**Stated problem**
Copy every line that contains the string "score" from the entries below.

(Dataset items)

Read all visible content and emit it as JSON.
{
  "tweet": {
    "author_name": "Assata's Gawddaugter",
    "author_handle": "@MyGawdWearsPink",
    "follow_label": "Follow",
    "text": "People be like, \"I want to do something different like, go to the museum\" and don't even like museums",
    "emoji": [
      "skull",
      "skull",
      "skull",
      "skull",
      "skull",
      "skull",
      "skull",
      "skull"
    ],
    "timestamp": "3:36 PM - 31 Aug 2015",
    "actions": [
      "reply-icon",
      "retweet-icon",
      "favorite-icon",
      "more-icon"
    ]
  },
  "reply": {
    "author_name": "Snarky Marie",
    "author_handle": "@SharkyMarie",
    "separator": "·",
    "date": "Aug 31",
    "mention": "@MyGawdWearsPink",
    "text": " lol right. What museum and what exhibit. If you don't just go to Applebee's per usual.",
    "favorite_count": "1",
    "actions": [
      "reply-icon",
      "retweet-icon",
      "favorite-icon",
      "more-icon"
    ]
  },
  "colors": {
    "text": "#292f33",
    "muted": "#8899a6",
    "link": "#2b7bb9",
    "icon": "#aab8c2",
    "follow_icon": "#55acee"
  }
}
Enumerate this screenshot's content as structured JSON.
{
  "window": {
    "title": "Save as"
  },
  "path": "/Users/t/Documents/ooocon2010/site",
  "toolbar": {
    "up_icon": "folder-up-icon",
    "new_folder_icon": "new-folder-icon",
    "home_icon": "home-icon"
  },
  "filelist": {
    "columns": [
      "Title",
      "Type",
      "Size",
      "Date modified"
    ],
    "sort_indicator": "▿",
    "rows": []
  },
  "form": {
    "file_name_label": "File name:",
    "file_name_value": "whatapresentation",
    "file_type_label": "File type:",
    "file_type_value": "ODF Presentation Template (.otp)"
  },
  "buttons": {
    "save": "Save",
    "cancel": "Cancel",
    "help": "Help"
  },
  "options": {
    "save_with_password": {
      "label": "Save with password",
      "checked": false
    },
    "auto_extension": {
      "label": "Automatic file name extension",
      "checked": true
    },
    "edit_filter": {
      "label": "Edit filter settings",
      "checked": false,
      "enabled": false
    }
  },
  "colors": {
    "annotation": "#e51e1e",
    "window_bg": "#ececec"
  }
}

...

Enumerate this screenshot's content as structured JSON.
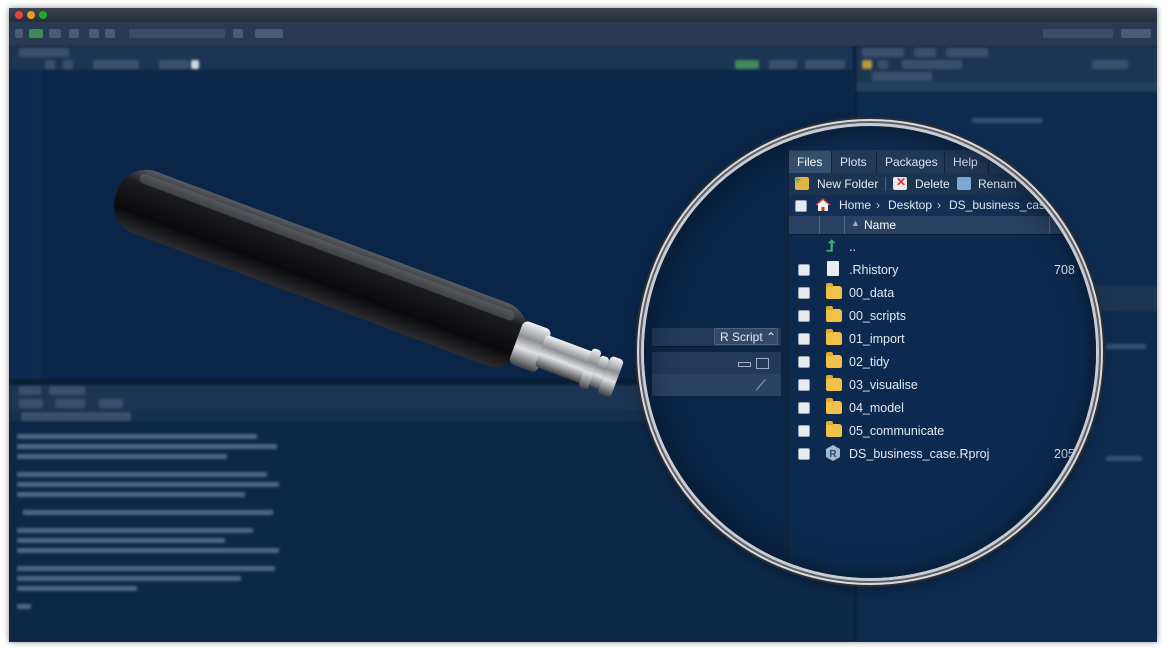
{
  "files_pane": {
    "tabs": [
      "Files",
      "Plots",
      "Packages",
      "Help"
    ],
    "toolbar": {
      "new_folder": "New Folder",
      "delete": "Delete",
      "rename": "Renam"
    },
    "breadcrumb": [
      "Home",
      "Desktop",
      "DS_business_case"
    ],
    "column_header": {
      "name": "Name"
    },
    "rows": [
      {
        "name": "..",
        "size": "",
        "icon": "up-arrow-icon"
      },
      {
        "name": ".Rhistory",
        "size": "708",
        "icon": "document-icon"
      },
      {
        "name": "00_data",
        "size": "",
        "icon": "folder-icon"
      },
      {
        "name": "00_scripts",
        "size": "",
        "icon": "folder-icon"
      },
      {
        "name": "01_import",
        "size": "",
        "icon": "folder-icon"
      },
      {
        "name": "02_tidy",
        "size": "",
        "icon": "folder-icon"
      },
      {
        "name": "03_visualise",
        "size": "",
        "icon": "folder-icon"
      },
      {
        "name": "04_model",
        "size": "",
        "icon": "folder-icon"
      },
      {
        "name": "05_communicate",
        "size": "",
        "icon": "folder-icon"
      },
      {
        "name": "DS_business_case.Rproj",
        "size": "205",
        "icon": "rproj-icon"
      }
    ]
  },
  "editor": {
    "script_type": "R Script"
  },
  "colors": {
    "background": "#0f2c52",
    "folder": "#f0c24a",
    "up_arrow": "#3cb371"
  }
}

---

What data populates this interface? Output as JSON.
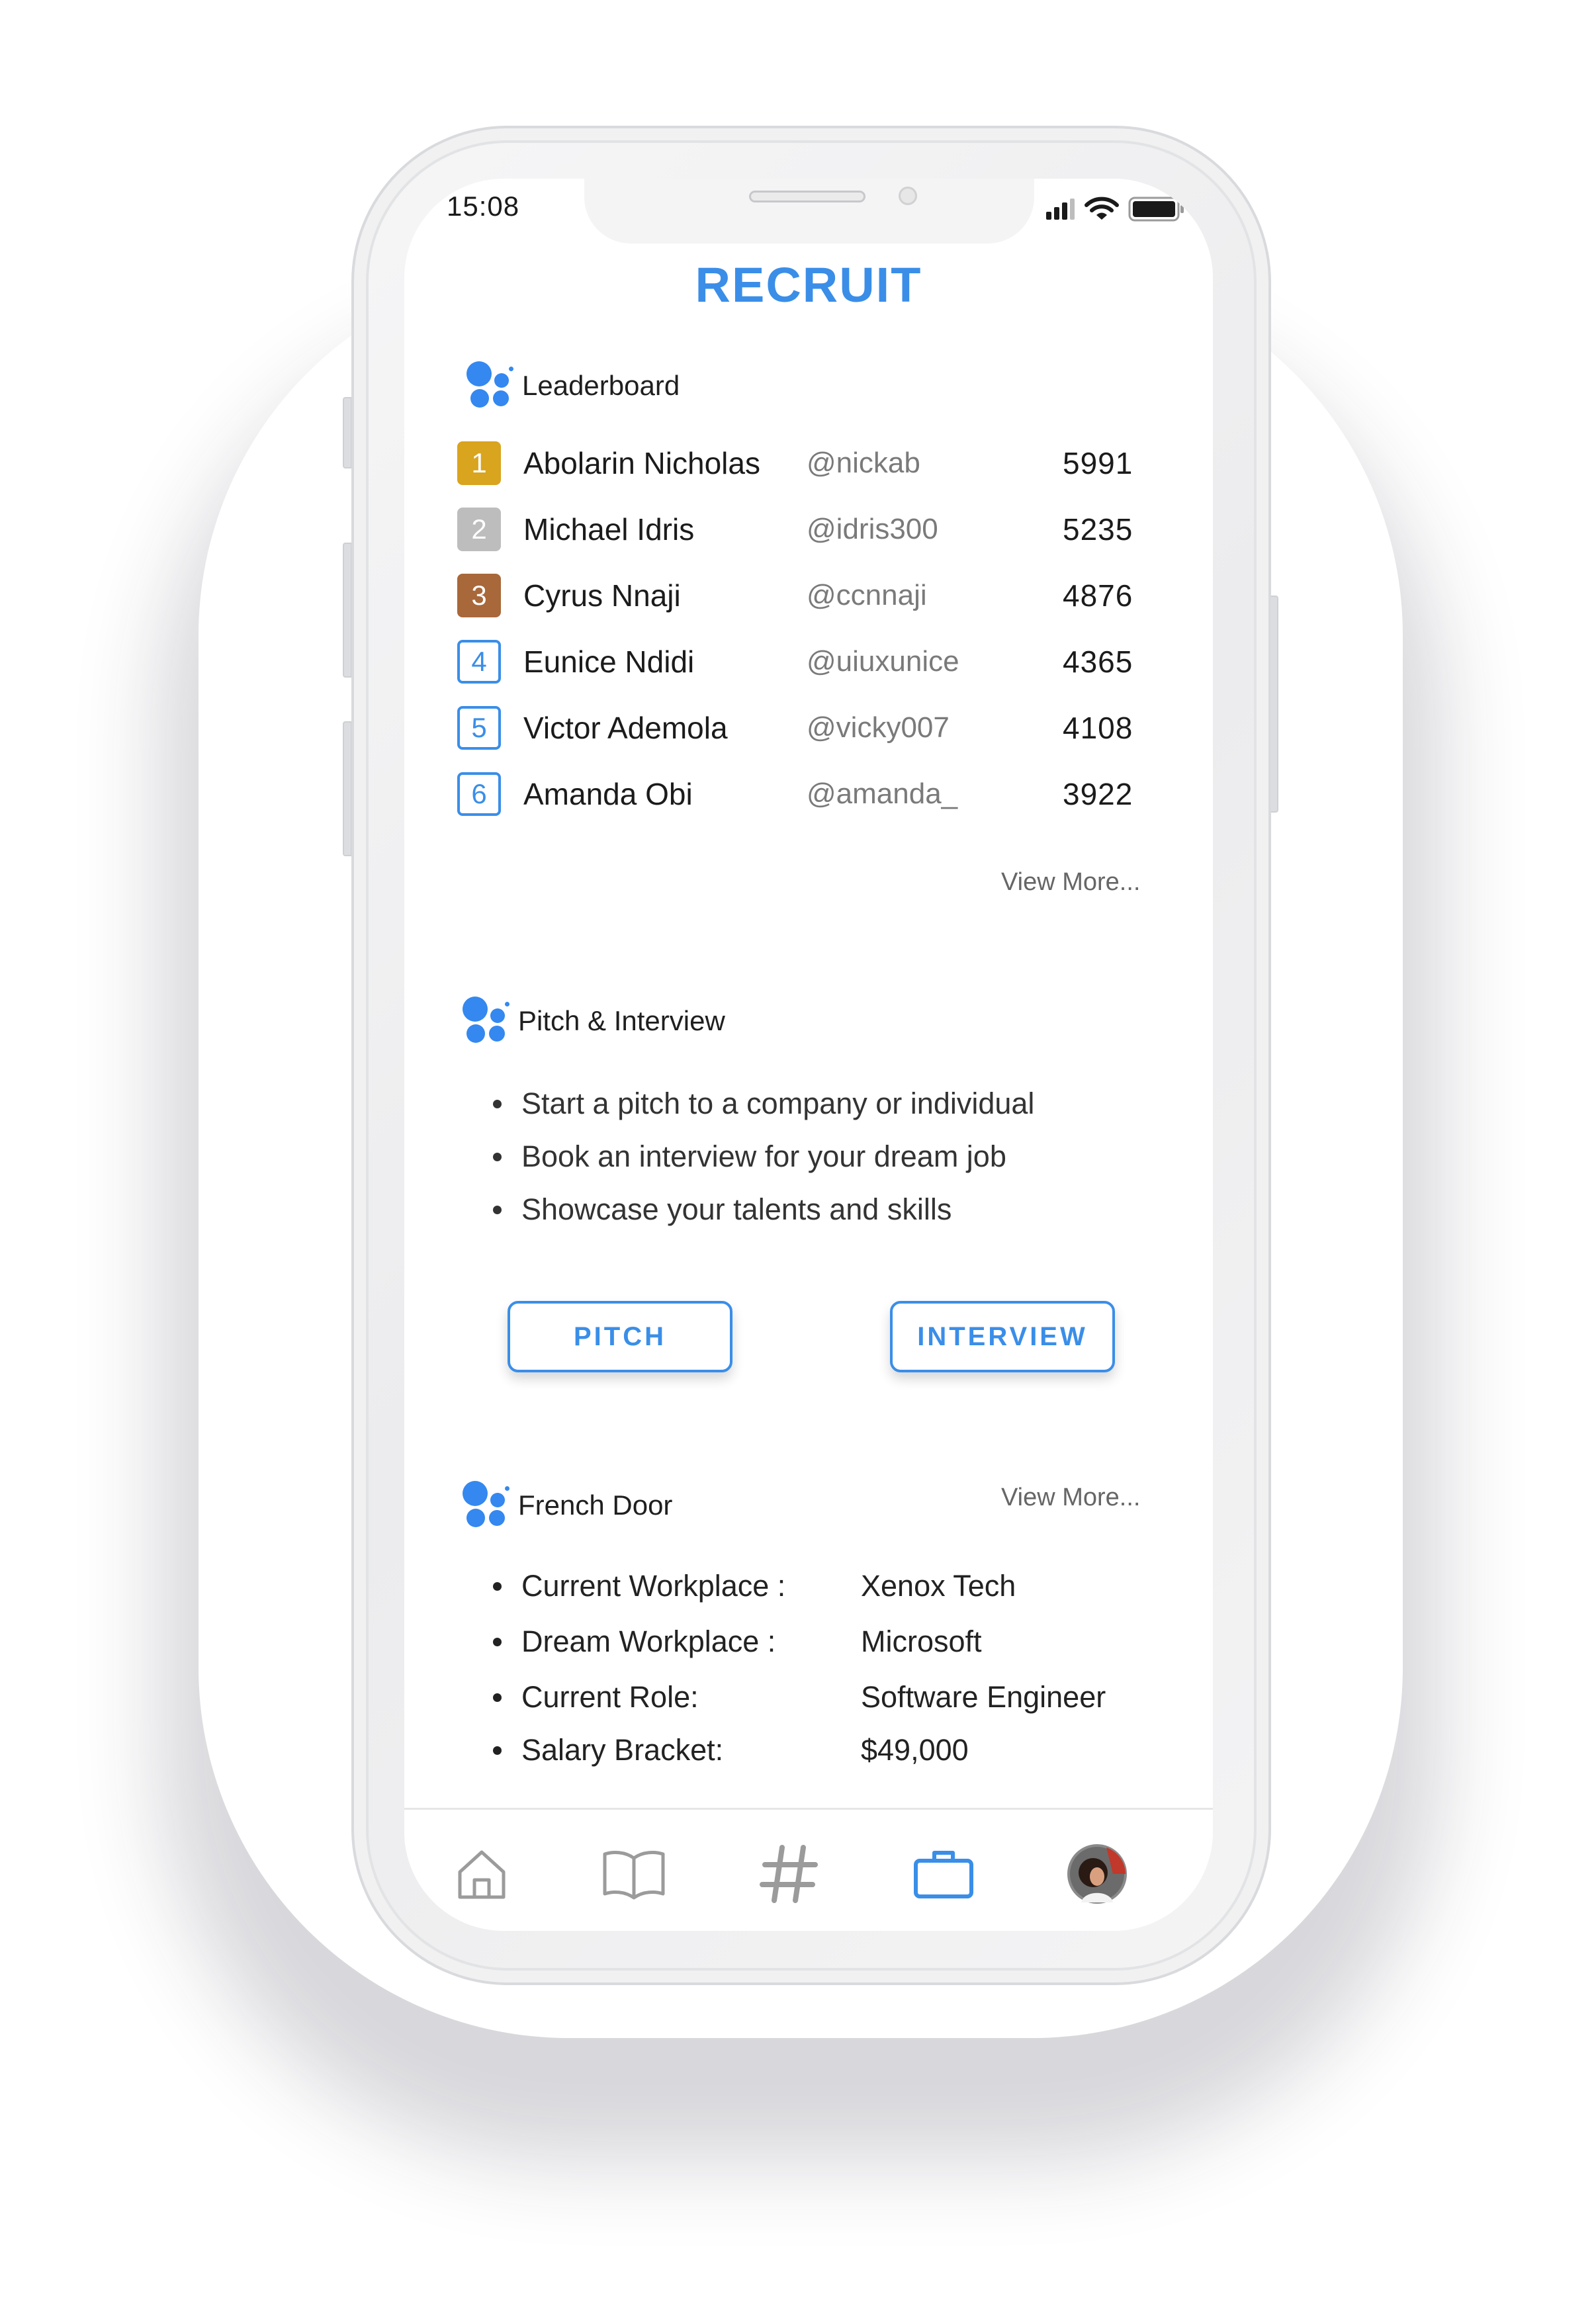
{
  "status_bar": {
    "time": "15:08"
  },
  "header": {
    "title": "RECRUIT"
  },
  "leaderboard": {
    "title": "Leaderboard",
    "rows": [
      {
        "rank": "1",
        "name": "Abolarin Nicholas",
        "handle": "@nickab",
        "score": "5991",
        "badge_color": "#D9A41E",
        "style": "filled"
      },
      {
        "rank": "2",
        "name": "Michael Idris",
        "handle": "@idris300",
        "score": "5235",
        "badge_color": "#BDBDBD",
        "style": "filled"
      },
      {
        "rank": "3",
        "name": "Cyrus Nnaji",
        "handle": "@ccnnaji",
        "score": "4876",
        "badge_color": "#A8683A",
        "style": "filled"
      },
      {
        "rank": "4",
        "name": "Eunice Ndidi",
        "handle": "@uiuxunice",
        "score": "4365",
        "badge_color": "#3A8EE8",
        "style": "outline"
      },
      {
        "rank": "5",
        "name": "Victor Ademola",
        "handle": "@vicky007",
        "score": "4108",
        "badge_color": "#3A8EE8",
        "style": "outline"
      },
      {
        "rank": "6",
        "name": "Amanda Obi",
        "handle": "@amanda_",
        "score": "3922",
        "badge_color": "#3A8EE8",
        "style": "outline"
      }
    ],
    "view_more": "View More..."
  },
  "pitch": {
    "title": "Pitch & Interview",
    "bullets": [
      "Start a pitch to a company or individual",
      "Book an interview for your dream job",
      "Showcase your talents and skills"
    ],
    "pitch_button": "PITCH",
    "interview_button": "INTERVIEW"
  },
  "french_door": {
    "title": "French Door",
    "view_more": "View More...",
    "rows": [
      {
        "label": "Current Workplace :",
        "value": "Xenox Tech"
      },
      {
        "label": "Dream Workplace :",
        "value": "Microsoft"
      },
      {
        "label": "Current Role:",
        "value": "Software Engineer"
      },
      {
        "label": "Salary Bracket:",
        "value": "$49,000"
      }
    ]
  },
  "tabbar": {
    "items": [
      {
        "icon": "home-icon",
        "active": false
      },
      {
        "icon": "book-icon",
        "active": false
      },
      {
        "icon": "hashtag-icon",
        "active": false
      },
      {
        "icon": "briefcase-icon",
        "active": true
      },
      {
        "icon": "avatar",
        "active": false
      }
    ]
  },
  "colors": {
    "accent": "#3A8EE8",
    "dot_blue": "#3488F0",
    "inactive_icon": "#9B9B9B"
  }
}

**Response to this exercise**
        "score": "5991",
        "score": "5235",
        "score": "4876",
        "score": "4365",
        "score": "4108",
        "score": "3922",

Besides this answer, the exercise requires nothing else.